Check every line of the entries below for the word "this", and copy the ones that have it.

§ Data lines

=-=-=

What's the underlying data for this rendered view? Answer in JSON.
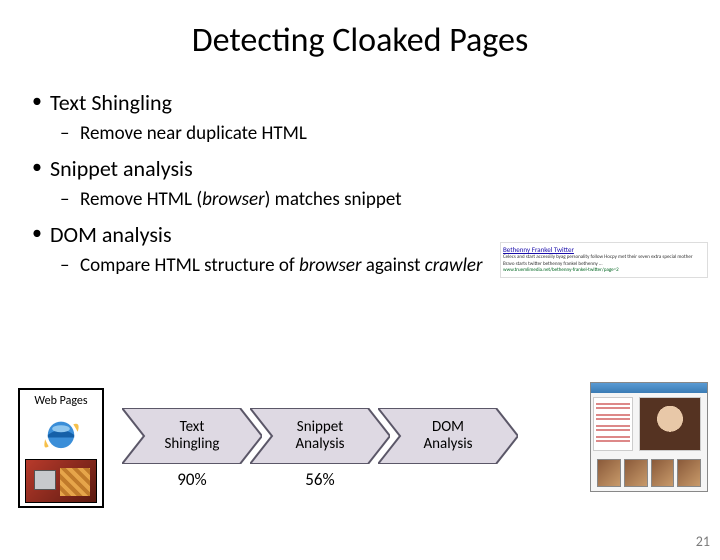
{
  "title": "Detecting Cloaked Pages",
  "bullets": {
    "b1": "Text Shingling",
    "b1_sub": "Remove near duplicate HTML",
    "b2": "Snippet analysis",
    "b2_sub_pre": "Remove HTML (",
    "b2_sub_it": "browser",
    "b2_sub_post": ") matches snippet",
    "b3": "DOM analysis",
    "b3_sub_pre": "Compare HTML structure of ",
    "b3_sub_it1": "browser",
    "b3_sub_mid": " against ",
    "b3_sub_it2": "crawler"
  },
  "snippet_preview": {
    "title": "Bethenny Frankel Twitter",
    "body": "Celecs and start accessiily byag personality follow Hocpy met their seven extra special mother Bravo starts twitter bethenny frankel bethenny ...",
    "url": "www.truemlimedia.net/bethenny-frankel-twitter/page=2"
  },
  "webpages_label": "Web Pages",
  "pipeline": {
    "step1_line1": "Text",
    "step1_line2": "Shingling",
    "step1_pct": "90%",
    "step2_line1": "Snippet",
    "step2_line2": "Analysis",
    "step2_pct": "56%",
    "step3_line1": "DOM",
    "step3_line2": "Analysis"
  },
  "page_number": "21",
  "colors": {
    "chevron_fill": "#ded9e3",
    "chevron_stroke": "#5b5768"
  }
}
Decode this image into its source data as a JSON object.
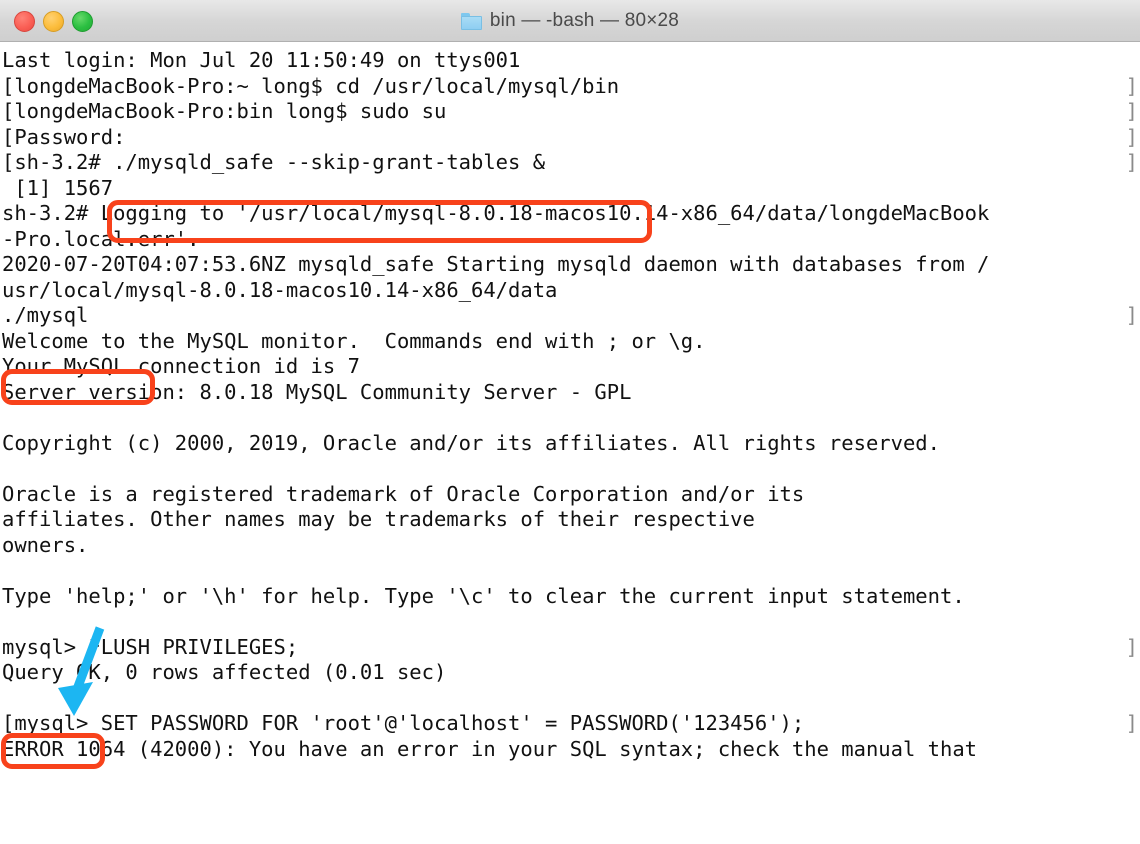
{
  "window": {
    "title": "bin — -bash — 80×28",
    "folder_icon": "folder-icon",
    "traffic_lights": [
      {
        "name": "close",
        "color": "#fa5f55"
      },
      {
        "name": "minimize",
        "color": "#fcbd3c"
      },
      {
        "name": "zoom",
        "color": "#2bbf41"
      }
    ]
  },
  "terminal": {
    "columns": 80,
    "rows": 28,
    "shell": "-bash",
    "foreground": "#111111",
    "background": "#ffffff",
    "marker_color": "#8a8a8a",
    "lines": [
      {
        "text": "Last login: Mon Jul 20 11:50:49 on ttys001",
        "marker": false
      },
      {
        "text": "[longdeMacBook-Pro:~ long$ cd /usr/local/mysql/bin",
        "marker": true
      },
      {
        "text": "[longdeMacBook-Pro:bin long$ sudo su",
        "marker": true
      },
      {
        "text": "[Password:",
        "marker": true
      },
      {
        "text": "[sh-3.2# ./mysqld_safe --skip-grant-tables &",
        "marker": true
      },
      {
        "text": " [1] 1567",
        "marker": false
      },
      {
        "text": "sh-3.2# Logging to '/usr/local/mysql-8.0.18-macos10.14-x86_64/data/longdeMacBook",
        "marker": false
      },
      {
        "text": "-Pro.local.err'.",
        "marker": false
      },
      {
        "text": "2020-07-20T04:07:53.6NZ mysqld_safe Starting mysqld daemon with databases from /",
        "marker": false
      },
      {
        "text": "usr/local/mysql-8.0.18-macos10.14-x86_64/data",
        "marker": false
      },
      {
        "text": "./mysql",
        "marker": true
      },
      {
        "text": "Welcome to the MySQL monitor.  Commands end with ; or \\g.",
        "marker": false
      },
      {
        "text": "Your MySQL connection id is 7",
        "marker": false
      },
      {
        "text": "Server version: 8.0.18 MySQL Community Server - GPL",
        "marker": false
      },
      {
        "text": "",
        "marker": false
      },
      {
        "text": "Copyright (c) 2000, 2019, Oracle and/or its affiliates. All rights reserved.",
        "marker": false
      },
      {
        "text": "",
        "marker": false
      },
      {
        "text": "Oracle is a registered trademark of Oracle Corporation and/or its",
        "marker": false
      },
      {
        "text": "affiliates. Other names may be trademarks of their respective",
        "marker": false
      },
      {
        "text": "owners.",
        "marker": false
      },
      {
        "text": "",
        "marker": false
      },
      {
        "text": "Type 'help;' or '\\h' for help. Type '\\c' to clear the current input statement.",
        "marker": false
      },
      {
        "text": "",
        "marker": false
      },
      {
        "text": "mysql> FLUSH PRIVILEGES;",
        "marker": true
      },
      {
        "text": "Query OK, 0 rows affected (0.01 sec)",
        "marker": false
      },
      {
        "text": "",
        "marker": false
      },
      {
        "text": "[mysql> SET PASSWORD FOR 'root'@'localhost' = PASSWORD('123456');",
        "marker": true
      },
      {
        "text": "ERROR 1064 (42000): You have an error in your SQL syntax; check the manual that",
        "marker": false
      }
    ]
  },
  "annotations": {
    "color": "#f8421b",
    "arrow_color": "#1cb6f2",
    "boxes": [
      {
        "id": "mysqld-safe-command",
        "label": "./mysqld_safe --skip-grant-tables &"
      },
      {
        "id": "mysql-client-command",
        "label": "./mysql"
      },
      {
        "id": "mysql-prompt",
        "label": "mysql>"
      }
    ],
    "arrow": {
      "id": "help-line-arrow",
      "points_to": "Type 'help;'"
    }
  }
}
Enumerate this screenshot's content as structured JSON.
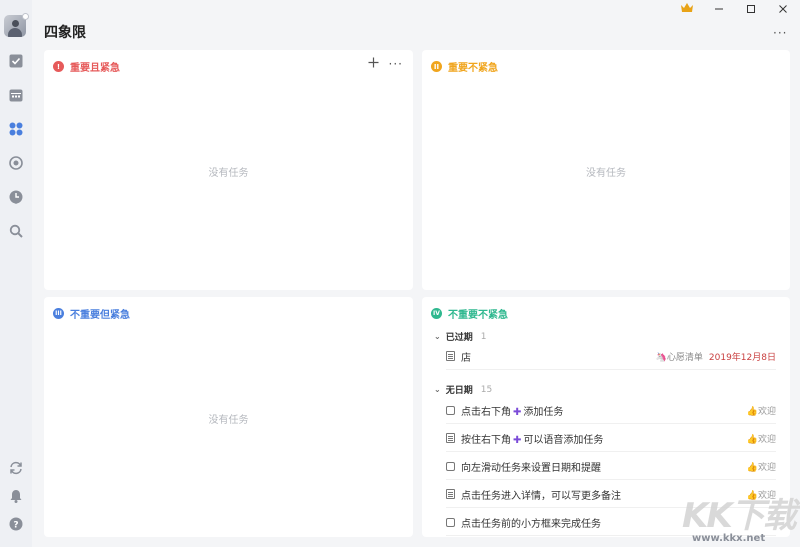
{
  "app": {
    "title": "四象限"
  },
  "colors": {
    "q1": "#e65a5a",
    "q2": "#f0a51e",
    "q3": "#4a7fde",
    "q4": "#2fb88f",
    "accent": "#4a7fde"
  },
  "sidebar": {
    "items": [
      {
        "name": "task-icon"
      },
      {
        "name": "calendar-icon"
      },
      {
        "name": "quadrant-icon"
      },
      {
        "name": "pomodoro-icon"
      },
      {
        "name": "habit-icon"
      },
      {
        "name": "search-icon"
      }
    ],
    "bottom": [
      {
        "name": "sync-icon"
      },
      {
        "name": "bell-icon"
      },
      {
        "name": "help-icon"
      }
    ]
  },
  "quadrants": {
    "q1": {
      "badge": "!",
      "title": "重要且紧急",
      "empty": "没有任务"
    },
    "q2": {
      "badge": "II",
      "title": "重要不紧急",
      "empty": "没有任务"
    },
    "q3": {
      "badge": "III",
      "title": "不重要但紧急",
      "empty": "没有任务"
    },
    "q4": {
      "badge": "IV",
      "title": "不重要不紧急",
      "groups": [
        {
          "label": "已过期",
          "count": "1"
        },
        {
          "label": "无日期",
          "count": "15"
        }
      ],
      "tasks": [
        {
          "text": "店",
          "list": "心愿清单",
          "date": "2019年12月8日"
        },
        {
          "pre": "点击右下角",
          "post": "添加任务",
          "tag": "欢迎"
        },
        {
          "pre": "按住右下角",
          "post": "可以语音添加任务",
          "tag": "欢迎"
        },
        {
          "text": "向左滑动任务来设置日期和提醒",
          "tag": "欢迎"
        },
        {
          "text": "点击任务进入详情，可以写更多备注",
          "tag": "欢迎"
        },
        {
          "text": "点击任务前的小方框来完成任务"
        }
      ]
    }
  },
  "watermark": {
    "logo": "KK下载",
    "url": "www.kkx.net"
  }
}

=-=-=

§ Exercise answer
What's the underlying data for this rendered view? Answer in JSON.
Decode this image into its source data as a JSON object.
Enumerate this screenshot's content as structured JSON.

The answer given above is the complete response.